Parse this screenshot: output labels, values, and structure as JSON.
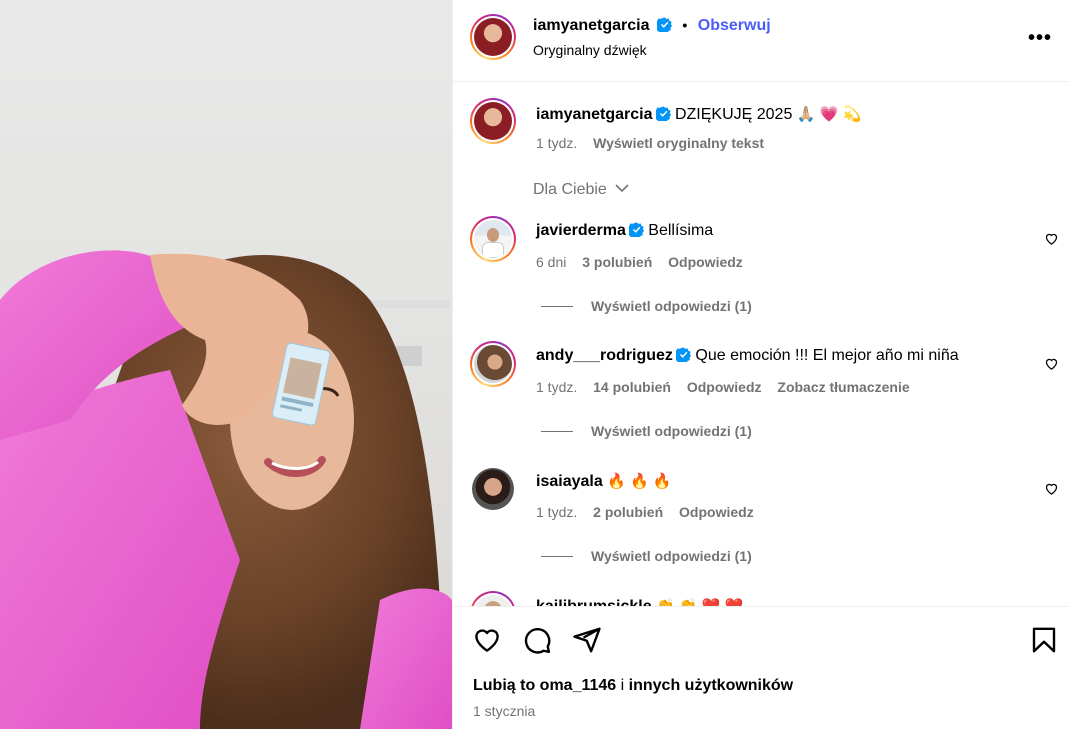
{
  "post": {
    "author": "iamyanetgarcia",
    "follow_label": "Obserwuj",
    "audio": "Oryginalny dźwięk",
    "more_icon": "more-options-icon"
  },
  "caption": {
    "username": "iamyanetgarcia",
    "text": "DZIĘKUJĘ 2025",
    "emojis": "🙏🏼 💗 💫",
    "time": "1 tydz.",
    "translate_label": "Wyświetl oryginalny tekst"
  },
  "filter": {
    "label": "Dla Ciebie"
  },
  "comments": [
    {
      "username": "javierderma",
      "text": "Bellísima",
      "time": "6 dni",
      "likes": "3 polubień",
      "reply": "Odpowiedz",
      "view_replies": "Wyświetl odpowiedzi (1)"
    },
    {
      "username": "andy___rodriguez",
      "text": "Que emoción !!! El mejor año mi niña",
      "time": "1 tydz.",
      "likes": "14 polubień",
      "reply": "Odpowiedz",
      "translate": "Zobacz tłumaczenie",
      "view_replies": "Wyświetl odpowiedzi (1)"
    },
    {
      "username": "isaiayala",
      "text": "🔥 🔥 🔥",
      "time": "1 tydz.",
      "likes": "2 polubień",
      "reply": "Odpowiedz",
      "view_replies": "Wyświetl odpowiedzi (1)"
    },
    {
      "username": "kailibrumsickle",
      "text": "👏 👏 ❤️ ❤️"
    }
  ],
  "footer": {
    "likes_prefix": "Lubią to",
    "likes_user": "oma_1146",
    "likes_mid": "i",
    "likes_suffix": "innych użytkowników",
    "date": "1 stycznia"
  },
  "colors": {
    "accent": "#4a5df9",
    "secondary_text": "#737373",
    "verified": "#0095f6",
    "divider": "#efefef"
  }
}
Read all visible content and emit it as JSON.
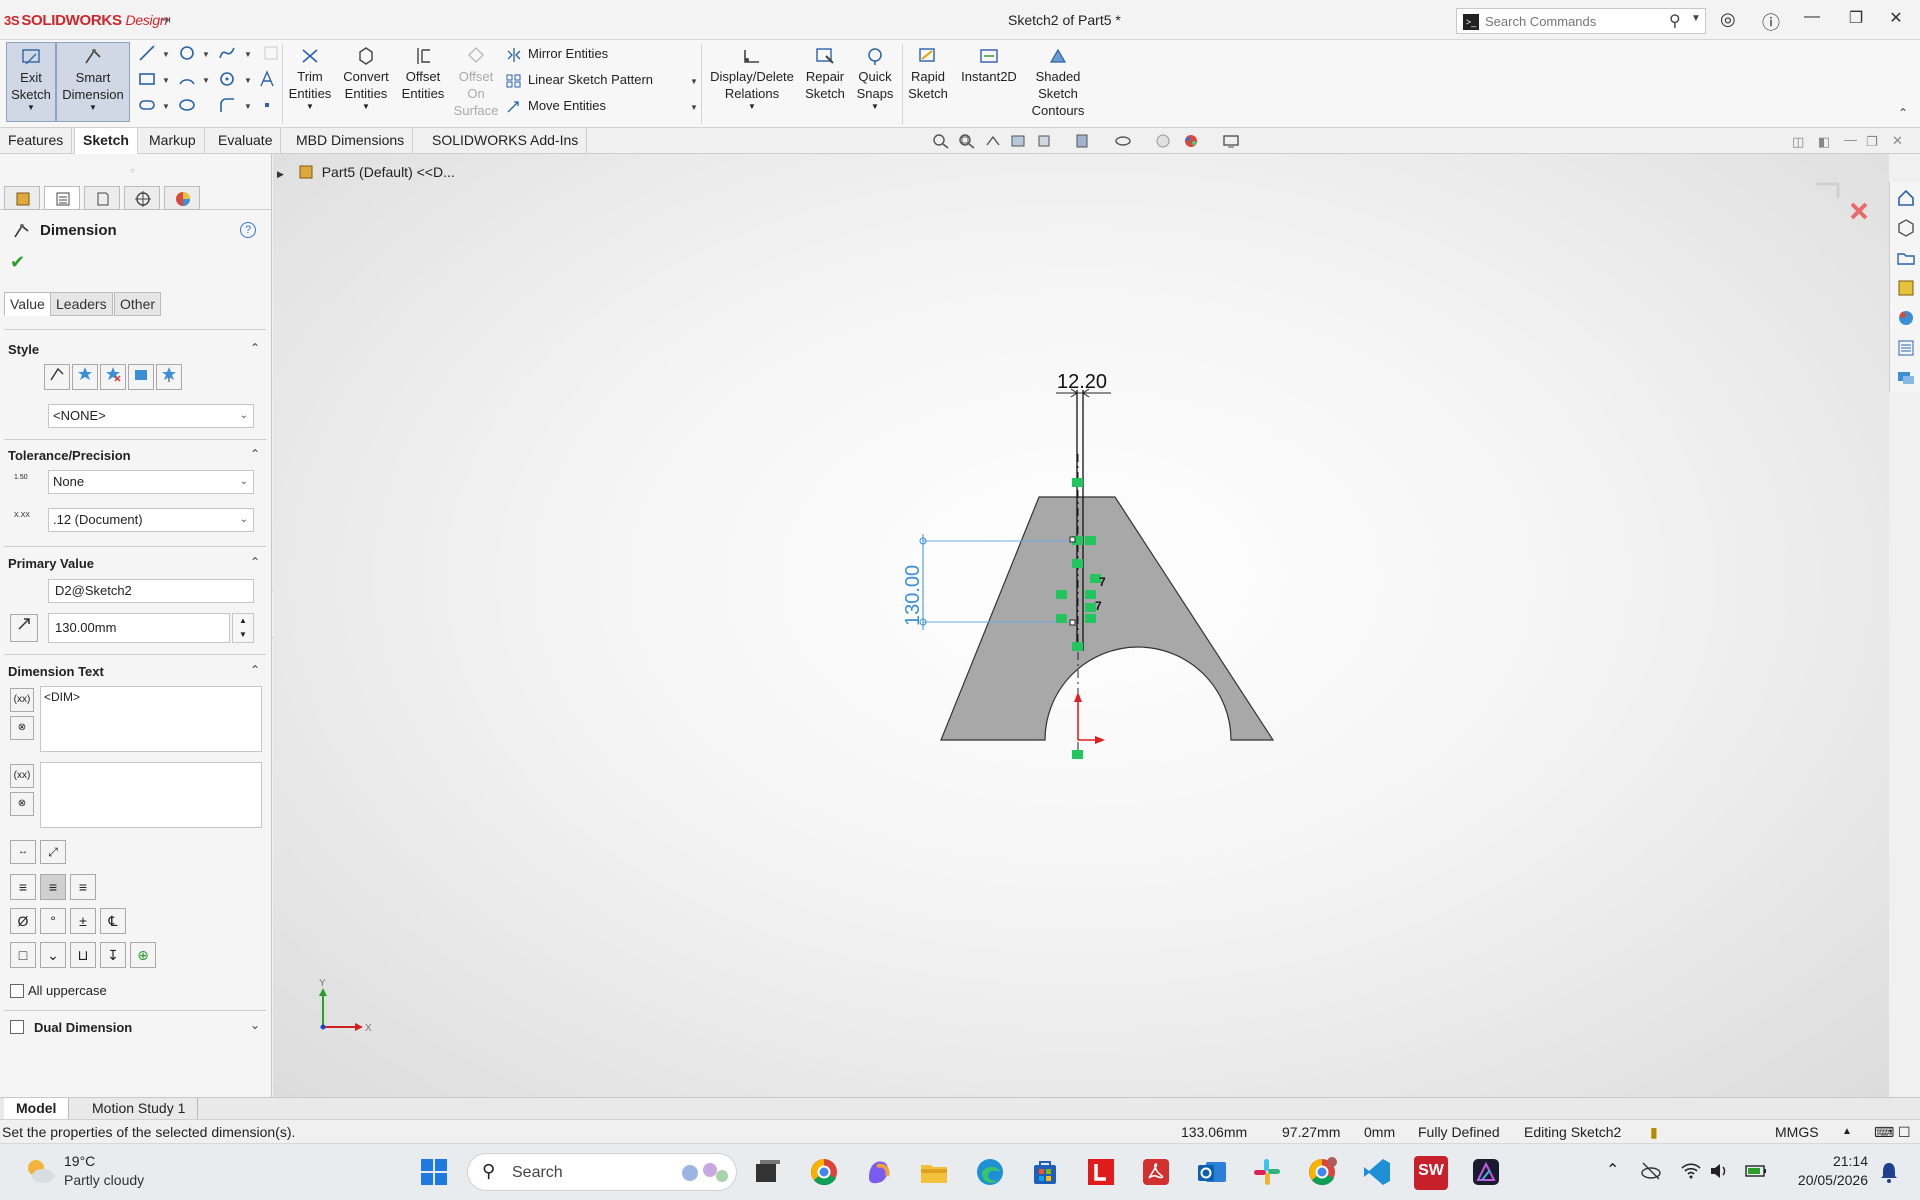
{
  "titlebar": {
    "logo_ds": "3S",
    "logo_brand": "SOLIDWORKS",
    "logo_suffix": "Design",
    "title": "Sketch2 of Part5 *",
    "search_placeholder": "Search Commands"
  },
  "ribbon": {
    "exit_sketch": [
      "Exit",
      "Sketch"
    ],
    "smart_dimension": [
      "Smart",
      "Dimension"
    ],
    "trim": [
      "Trim",
      "Entities"
    ],
    "convert": [
      "Convert",
      "Entities"
    ],
    "offset": [
      "Offset",
      "Entities"
    ],
    "offset_surface": [
      "Offset",
      "On",
      "Surface"
    ],
    "mirror": "Mirror Entities",
    "linear_pattern": "Linear Sketch Pattern",
    "move": "Move Entities",
    "display_relations": [
      "Display/Delete",
      "Relations"
    ],
    "repair": [
      "Repair",
      "Sketch"
    ],
    "quick_snaps": [
      "Quick",
      "Snaps"
    ],
    "rapid": [
      "Rapid",
      "Sketch"
    ],
    "instant2d": "Instant2D",
    "shaded": [
      "Shaded",
      "Sketch",
      "Contours"
    ]
  },
  "tabs": [
    "Features",
    "Sketch",
    "Markup",
    "Evaluate",
    "MBD Dimensions",
    "SOLIDWORKS Add-Ins"
  ],
  "active_tab": "Sketch",
  "tree": {
    "crumb": "Part5 (Default) <<D..."
  },
  "property_manager": {
    "title": "Dimension",
    "help": "?",
    "subtabs": [
      "Value",
      "Leaders",
      "Other"
    ],
    "style": {
      "header": "Style",
      "combo": "<NONE>"
    },
    "tolerance": {
      "header": "Tolerance/Precision",
      "type": "None",
      "precision": ".12 (Document)",
      "tol_icon_label": "1.50",
      "prec_icon_label": "X.XX"
    },
    "primary": {
      "header": "Primary Value",
      "name": "D2@Sketch2",
      "value": "130.00mm"
    },
    "dimtext": {
      "header": "Dimension Text",
      "text": "<DIM>"
    },
    "symbols": [
      "Ø",
      "°",
      "±",
      "℄"
    ],
    "all_uppercase": "All uppercase",
    "dual_dimension": "Dual Dimension"
  },
  "sketch": {
    "dim_horizontal": "12.20",
    "dim_vertical": "130.00",
    "axis_x": "X",
    "axis_y": "Y",
    "relation_glyph": "7"
  },
  "model_tabs": [
    "Model",
    "Motion Study 1"
  ],
  "status": {
    "message": "Set the properties of the selected dimension(s).",
    "x": "133.06mm",
    "y": "97.27mm",
    "z": "0mm",
    "state": "Fully Defined",
    "editing": "Editing Sketch2",
    "units": "MMGS"
  },
  "taskbar": {
    "weather_temp": "19°C",
    "weather_desc": "Partly cloudy",
    "search": "Search",
    "sw_badge": "SW",
    "time": "21:14",
    "date": "20/05/2026"
  },
  "colors": {
    "brand_red": "#d0262b",
    "dim_blue": "#3b8fd6",
    "relation_green": "#22c55e",
    "part_gray": "#a8a8a8"
  }
}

· · · · ·

§ Given exercise:
State the number of lines above that hold the string "polubień", with nothing added.

§ Reply:
3